** Start of INPUT FOR THIS TASK **

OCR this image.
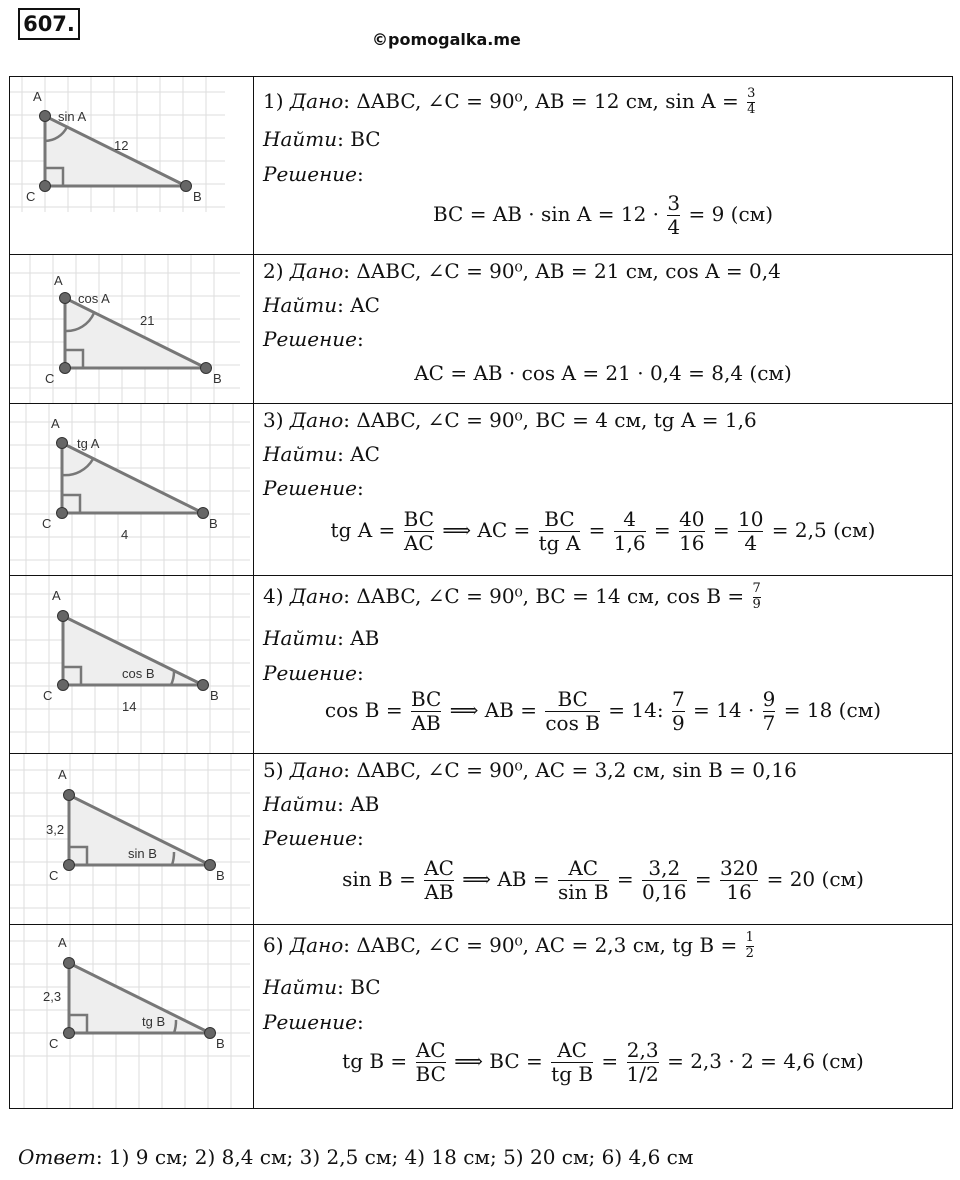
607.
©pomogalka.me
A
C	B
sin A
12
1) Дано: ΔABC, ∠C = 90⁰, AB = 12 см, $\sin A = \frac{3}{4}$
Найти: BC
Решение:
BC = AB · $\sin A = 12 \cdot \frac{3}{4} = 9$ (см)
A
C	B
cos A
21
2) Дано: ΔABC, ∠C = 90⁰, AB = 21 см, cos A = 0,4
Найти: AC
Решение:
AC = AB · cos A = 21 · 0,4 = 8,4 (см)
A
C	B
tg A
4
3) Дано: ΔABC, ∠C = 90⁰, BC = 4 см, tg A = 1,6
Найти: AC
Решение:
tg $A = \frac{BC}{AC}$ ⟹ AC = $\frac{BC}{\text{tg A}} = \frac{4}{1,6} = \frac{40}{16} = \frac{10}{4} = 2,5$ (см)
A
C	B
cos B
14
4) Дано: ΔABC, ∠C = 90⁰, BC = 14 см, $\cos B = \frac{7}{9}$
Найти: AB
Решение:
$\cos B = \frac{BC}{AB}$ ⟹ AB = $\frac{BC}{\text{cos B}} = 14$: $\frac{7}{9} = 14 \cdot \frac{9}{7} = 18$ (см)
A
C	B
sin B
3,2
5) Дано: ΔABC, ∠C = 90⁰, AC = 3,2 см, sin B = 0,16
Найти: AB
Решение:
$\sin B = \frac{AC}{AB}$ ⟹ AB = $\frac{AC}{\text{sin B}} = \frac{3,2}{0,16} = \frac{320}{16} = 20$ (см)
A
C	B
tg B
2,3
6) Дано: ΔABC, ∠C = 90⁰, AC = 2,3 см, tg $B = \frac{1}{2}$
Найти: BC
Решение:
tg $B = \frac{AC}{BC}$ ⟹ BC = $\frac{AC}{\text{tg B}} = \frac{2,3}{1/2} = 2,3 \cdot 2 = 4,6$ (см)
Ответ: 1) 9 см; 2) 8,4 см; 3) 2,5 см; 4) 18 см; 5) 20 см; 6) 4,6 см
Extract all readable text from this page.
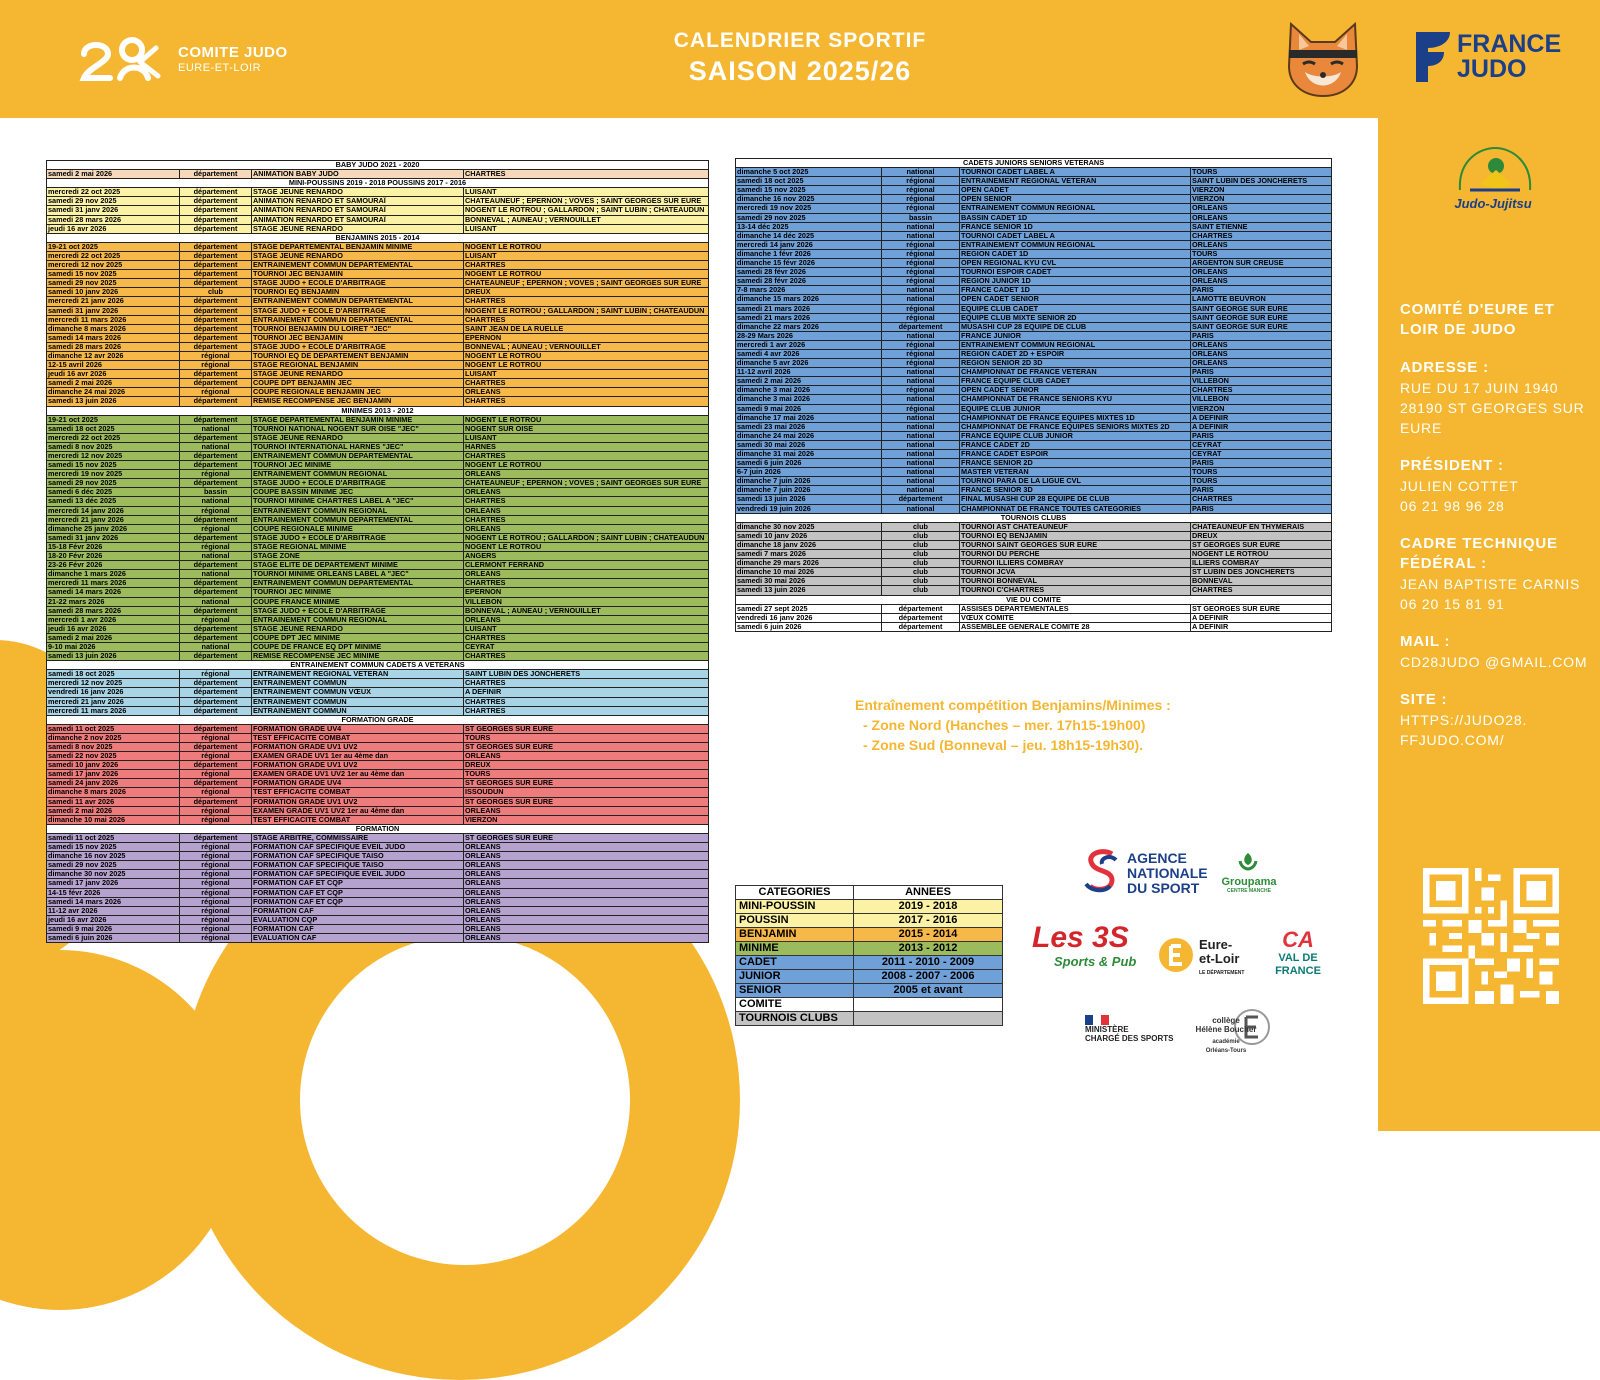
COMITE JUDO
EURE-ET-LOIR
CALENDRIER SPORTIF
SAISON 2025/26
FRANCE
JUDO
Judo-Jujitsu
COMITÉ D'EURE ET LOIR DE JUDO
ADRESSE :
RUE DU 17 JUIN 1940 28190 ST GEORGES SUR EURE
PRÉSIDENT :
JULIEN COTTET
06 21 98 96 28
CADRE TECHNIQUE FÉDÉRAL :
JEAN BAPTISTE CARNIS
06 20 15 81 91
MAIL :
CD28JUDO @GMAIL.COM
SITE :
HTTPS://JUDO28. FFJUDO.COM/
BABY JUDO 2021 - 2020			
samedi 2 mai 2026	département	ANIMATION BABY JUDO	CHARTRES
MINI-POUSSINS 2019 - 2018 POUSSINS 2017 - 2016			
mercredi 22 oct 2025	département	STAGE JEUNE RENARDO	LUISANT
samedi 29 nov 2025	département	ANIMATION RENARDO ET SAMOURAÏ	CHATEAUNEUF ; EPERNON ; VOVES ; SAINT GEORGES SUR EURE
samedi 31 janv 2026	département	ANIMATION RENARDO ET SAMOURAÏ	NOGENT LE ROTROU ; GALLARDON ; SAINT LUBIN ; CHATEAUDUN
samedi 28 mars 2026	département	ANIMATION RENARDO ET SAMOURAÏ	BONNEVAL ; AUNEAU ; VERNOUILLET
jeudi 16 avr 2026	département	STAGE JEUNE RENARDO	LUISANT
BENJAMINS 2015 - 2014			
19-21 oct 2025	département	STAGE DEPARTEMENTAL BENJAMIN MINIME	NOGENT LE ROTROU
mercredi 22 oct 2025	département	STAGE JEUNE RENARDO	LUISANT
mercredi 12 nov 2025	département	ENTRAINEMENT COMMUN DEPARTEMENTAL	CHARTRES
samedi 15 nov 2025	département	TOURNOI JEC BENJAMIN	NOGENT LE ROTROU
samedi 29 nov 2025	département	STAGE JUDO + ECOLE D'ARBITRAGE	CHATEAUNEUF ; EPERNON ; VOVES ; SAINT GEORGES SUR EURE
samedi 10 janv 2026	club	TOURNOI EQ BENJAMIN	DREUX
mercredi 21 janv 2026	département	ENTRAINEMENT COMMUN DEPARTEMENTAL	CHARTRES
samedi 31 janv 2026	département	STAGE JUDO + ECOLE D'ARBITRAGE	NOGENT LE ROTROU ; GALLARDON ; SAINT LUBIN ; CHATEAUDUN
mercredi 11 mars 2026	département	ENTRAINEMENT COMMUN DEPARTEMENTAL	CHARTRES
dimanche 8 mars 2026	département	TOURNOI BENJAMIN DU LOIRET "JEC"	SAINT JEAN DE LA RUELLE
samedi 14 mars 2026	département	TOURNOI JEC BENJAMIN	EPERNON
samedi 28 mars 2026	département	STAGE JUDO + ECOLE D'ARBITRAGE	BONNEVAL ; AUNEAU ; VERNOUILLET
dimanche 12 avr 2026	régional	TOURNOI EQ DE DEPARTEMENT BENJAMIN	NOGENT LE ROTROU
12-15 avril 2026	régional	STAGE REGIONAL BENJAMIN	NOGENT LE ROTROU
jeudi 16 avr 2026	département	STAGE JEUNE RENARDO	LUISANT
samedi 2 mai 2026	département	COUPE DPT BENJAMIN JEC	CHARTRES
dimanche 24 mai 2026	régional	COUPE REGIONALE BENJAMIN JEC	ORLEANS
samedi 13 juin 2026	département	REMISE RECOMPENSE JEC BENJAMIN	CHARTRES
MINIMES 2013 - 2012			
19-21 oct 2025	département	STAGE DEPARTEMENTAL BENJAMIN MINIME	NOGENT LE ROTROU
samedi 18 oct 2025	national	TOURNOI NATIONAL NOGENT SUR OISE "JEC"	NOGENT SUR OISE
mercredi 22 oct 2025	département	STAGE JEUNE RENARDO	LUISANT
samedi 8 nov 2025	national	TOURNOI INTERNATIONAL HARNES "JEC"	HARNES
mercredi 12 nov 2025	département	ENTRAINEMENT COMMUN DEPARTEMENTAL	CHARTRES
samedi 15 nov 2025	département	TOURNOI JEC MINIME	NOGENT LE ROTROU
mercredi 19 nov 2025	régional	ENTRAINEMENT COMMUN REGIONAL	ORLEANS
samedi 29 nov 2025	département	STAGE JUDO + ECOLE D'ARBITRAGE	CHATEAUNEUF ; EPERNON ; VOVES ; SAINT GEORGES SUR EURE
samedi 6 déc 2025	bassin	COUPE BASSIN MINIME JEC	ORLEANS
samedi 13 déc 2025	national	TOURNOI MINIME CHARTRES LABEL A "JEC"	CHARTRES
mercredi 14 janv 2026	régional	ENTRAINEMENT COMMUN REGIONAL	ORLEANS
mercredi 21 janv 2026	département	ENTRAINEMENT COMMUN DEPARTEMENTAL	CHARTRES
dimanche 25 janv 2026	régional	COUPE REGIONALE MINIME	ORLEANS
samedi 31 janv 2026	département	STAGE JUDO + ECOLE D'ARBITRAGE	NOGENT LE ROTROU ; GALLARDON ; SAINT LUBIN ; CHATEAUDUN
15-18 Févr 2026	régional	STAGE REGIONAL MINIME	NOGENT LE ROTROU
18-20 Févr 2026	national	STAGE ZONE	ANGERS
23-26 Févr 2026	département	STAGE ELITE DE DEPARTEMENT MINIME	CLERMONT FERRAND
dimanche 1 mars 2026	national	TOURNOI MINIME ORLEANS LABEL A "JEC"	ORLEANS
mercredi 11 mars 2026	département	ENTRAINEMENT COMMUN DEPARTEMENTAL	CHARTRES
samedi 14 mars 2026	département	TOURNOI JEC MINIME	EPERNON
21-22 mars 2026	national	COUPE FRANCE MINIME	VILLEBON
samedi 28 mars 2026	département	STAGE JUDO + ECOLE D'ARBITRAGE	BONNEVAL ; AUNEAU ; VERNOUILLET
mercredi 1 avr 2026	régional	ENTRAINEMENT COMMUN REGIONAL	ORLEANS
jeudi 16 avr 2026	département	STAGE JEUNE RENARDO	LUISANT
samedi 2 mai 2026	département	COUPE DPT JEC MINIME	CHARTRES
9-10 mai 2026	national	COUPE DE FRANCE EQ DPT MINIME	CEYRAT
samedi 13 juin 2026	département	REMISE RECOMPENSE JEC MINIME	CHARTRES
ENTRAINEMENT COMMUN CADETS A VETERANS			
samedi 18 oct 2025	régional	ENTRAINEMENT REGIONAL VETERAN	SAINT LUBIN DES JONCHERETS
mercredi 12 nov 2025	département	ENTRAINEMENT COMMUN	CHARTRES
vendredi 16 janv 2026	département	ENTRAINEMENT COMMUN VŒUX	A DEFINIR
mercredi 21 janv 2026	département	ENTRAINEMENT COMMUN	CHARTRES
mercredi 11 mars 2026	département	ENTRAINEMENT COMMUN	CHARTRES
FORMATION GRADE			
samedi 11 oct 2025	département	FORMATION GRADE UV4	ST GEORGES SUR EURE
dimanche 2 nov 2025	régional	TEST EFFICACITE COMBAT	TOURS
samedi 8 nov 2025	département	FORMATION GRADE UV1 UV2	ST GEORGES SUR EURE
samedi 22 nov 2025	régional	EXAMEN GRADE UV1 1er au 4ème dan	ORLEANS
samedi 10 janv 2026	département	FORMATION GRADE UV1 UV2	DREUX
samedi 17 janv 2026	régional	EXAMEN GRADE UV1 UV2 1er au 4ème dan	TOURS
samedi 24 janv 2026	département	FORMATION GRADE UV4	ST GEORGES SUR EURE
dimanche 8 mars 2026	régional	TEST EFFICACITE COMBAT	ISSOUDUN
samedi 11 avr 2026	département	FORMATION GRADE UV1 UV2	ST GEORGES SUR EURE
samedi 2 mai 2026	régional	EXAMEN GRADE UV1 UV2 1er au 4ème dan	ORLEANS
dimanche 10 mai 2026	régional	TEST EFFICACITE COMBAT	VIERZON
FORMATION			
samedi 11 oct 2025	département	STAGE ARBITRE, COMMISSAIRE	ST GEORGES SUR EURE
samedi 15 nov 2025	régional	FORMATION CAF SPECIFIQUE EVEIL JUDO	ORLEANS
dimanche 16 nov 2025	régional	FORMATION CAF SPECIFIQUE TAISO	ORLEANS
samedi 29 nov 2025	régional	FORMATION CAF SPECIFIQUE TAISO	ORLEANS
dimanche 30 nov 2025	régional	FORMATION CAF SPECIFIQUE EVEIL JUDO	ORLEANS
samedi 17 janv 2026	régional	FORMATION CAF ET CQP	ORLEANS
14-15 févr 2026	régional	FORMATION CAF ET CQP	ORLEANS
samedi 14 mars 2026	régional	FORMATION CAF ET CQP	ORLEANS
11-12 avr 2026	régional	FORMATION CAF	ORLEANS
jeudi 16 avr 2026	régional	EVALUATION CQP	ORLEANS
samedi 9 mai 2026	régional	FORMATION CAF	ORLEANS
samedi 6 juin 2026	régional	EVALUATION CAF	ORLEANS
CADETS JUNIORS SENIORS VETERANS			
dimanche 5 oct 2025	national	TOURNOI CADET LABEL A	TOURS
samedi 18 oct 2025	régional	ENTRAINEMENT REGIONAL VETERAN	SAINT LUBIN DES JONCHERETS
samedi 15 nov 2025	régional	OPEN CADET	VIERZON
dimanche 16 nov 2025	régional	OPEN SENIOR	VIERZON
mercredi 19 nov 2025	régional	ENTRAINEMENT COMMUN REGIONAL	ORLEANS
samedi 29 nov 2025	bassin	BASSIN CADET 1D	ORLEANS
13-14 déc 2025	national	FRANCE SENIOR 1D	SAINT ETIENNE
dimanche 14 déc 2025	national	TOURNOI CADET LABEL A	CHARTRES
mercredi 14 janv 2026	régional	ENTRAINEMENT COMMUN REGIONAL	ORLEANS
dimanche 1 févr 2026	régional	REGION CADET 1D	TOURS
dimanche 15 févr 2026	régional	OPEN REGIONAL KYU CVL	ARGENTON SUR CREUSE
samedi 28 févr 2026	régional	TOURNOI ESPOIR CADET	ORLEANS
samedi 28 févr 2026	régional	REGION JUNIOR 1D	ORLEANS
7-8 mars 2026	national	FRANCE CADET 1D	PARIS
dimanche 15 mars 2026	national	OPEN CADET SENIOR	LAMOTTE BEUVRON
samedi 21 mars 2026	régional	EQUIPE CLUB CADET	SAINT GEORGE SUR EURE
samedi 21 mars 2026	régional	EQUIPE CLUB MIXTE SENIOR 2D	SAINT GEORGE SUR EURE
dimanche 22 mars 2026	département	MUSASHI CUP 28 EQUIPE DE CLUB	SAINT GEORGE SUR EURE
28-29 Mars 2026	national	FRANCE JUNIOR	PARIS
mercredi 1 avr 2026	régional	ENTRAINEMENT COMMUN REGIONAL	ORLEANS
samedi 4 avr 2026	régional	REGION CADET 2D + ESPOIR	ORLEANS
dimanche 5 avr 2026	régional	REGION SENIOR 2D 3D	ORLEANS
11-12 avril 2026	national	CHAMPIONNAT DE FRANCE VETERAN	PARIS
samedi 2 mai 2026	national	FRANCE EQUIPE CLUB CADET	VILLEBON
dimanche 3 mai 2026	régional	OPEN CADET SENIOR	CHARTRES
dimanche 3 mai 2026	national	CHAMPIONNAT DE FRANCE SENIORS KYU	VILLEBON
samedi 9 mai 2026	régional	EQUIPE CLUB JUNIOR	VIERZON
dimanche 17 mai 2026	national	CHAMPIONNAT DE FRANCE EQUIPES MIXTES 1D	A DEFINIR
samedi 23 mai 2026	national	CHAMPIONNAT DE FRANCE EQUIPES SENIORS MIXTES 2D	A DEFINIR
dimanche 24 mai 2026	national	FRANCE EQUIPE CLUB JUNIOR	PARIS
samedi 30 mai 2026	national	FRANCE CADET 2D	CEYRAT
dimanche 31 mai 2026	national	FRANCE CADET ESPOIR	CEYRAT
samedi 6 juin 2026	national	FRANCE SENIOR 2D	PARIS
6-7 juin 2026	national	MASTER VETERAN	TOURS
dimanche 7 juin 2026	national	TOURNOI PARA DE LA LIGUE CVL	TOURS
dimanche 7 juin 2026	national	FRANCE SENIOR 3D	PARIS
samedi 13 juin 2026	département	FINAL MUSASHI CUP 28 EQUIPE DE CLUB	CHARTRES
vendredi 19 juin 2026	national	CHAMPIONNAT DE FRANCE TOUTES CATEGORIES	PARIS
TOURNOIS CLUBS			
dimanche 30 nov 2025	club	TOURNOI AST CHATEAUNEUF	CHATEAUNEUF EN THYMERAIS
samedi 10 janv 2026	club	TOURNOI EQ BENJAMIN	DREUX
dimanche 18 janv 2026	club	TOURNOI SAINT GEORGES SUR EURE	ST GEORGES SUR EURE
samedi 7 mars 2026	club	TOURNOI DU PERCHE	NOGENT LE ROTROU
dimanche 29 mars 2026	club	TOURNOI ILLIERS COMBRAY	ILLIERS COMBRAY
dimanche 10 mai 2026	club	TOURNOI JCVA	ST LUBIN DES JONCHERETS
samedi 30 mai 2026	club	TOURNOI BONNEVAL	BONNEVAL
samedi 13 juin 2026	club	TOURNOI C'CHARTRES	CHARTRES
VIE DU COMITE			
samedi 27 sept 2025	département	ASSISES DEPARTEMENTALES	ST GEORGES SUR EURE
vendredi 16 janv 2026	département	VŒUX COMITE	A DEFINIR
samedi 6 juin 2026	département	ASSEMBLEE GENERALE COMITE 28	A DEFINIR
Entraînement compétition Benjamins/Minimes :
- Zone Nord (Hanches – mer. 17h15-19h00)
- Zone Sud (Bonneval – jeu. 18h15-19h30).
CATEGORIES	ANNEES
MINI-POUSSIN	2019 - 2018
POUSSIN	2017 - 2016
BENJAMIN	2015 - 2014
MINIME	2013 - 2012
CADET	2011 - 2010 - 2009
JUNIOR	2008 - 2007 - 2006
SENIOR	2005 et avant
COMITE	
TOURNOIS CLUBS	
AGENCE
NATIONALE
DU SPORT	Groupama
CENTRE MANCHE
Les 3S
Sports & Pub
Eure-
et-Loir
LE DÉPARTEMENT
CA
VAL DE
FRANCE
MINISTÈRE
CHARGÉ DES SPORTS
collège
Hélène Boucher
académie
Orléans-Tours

** End of INPUT FOR THIS TASK **

EXERCISE OBJECTIVE:
Where does the word "SAMOURAÏ" appear in the listing? List each line that holds it.

TASK SOLUTION:
samedi 29 nov 2025	département	ANIMATION RENARDO ET SAMOURAÏ	CHATEAUNEUF ; EPERNON ; VOVES ; SAINT GEORGES SUR EURE
samedi 31 janv 2026	département	ANIMATION RENARDO ET SAMOURAÏ	NOGENT LE ROTROU ; GALLARDON ; SAINT LUBIN ; CHATEAUDUN
samedi 28 mars 2026	département	ANIMATION RENARDO ET SAMOURAÏ	BONNEVAL ; AUNEAU ; VERNOUILLET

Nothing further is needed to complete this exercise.